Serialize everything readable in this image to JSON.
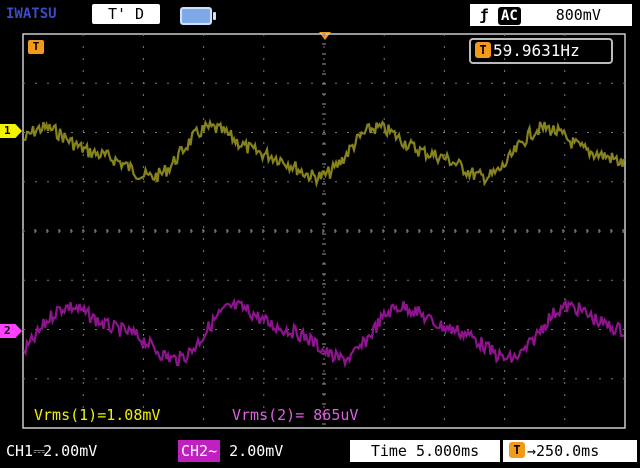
{
  "header": {
    "brand": "IWATSU",
    "trigger_status": "T' D",
    "trigger_slope_icon": "slope-falling-icon",
    "coupling_badge": "AC",
    "trigger_level": "800mV"
  },
  "markers": {
    "trigger_position_label": "T",
    "ch1_marker": "1",
    "ch2_marker": "2"
  },
  "frequency": {
    "icon_label": "T",
    "value": "59.9631Hz"
  },
  "measurements": {
    "ch1": "Vrms(1)=1.08mV",
    "ch2": "Vrms(2)= 865uV"
  },
  "footer": {
    "ch1_label": "CH1",
    "ch1_coupling_symbol": "⎓",
    "ch1_scale": "2.00mV",
    "ch2_label": "CH2",
    "ch2_coupling_symbol": "~",
    "ch2_scale": "2.00mV",
    "time_label": "Time",
    "time_value": "5.000ms",
    "delay_label": "T",
    "delay_value": "→250.0ms"
  },
  "colors": {
    "ch1": "#86821c",
    "ch2": "#8e148e",
    "trigger": "#f39a1a",
    "grid": "#7a7a7a",
    "frame": "#cccccc"
  }
}
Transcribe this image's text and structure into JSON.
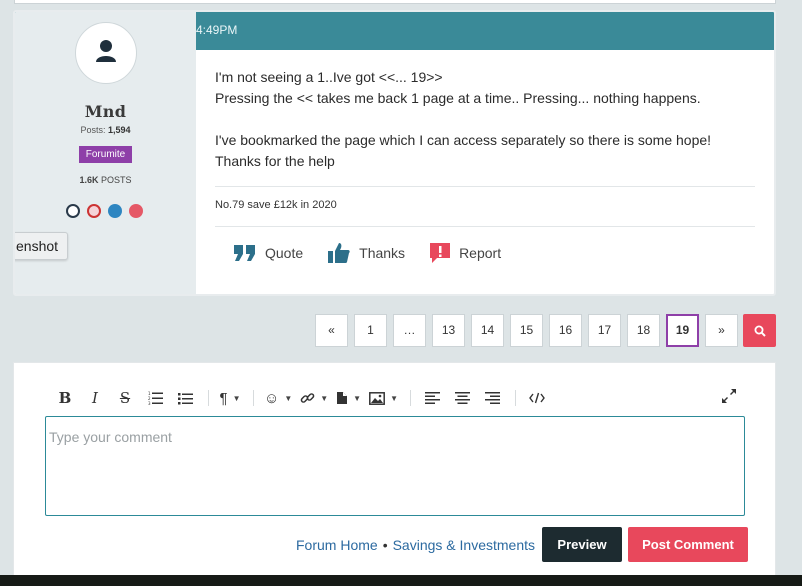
{
  "post": {
    "time": "4:49PM",
    "author": {
      "name": "Mnd",
      "posts_label": "Posts:",
      "posts_value": "1,594",
      "rank": "Forumite",
      "posts_count_value": "1.6K",
      "posts_count_label": "POSTS"
    },
    "body": [
      "I'm not seeing a 1..Ive got <<... 19>>",
      "Pressing the << takes me back 1 page at a time.. Pressing... nothing happens.",
      "I've bookmarked the page which I can access separately so there is some hope!",
      "Thanks for the help"
    ],
    "signature": "No.79 save £12k in 2020",
    "actions": {
      "quote": "Quote",
      "thanks": "Thanks",
      "report": "Report"
    }
  },
  "tooltip": "enshot",
  "pagination": {
    "pages": [
      "«",
      "1",
      "…",
      "13",
      "14",
      "15",
      "16",
      "17",
      "18",
      "19",
      "»"
    ],
    "active": "19"
  },
  "editor": {
    "placeholder": "Type your comment"
  },
  "footer": {
    "crumb_home": "Forum Home",
    "crumb_sep": "•",
    "crumb_category": "Savings & Investments",
    "preview": "Preview",
    "post_comment": "Post Comment"
  },
  "colors": {
    "header": "#3a8a98",
    "rank_badge": "#8e3fa8",
    "accent_red": "#e8485c",
    "dark_button": "#1d2b30"
  }
}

########################################

Check each line of the entries above, and show every one holding the word "JSON".

- [Exercise result]
Serialize everything readable in this image to JSON.
Transcribe this image's text and structure into JSON.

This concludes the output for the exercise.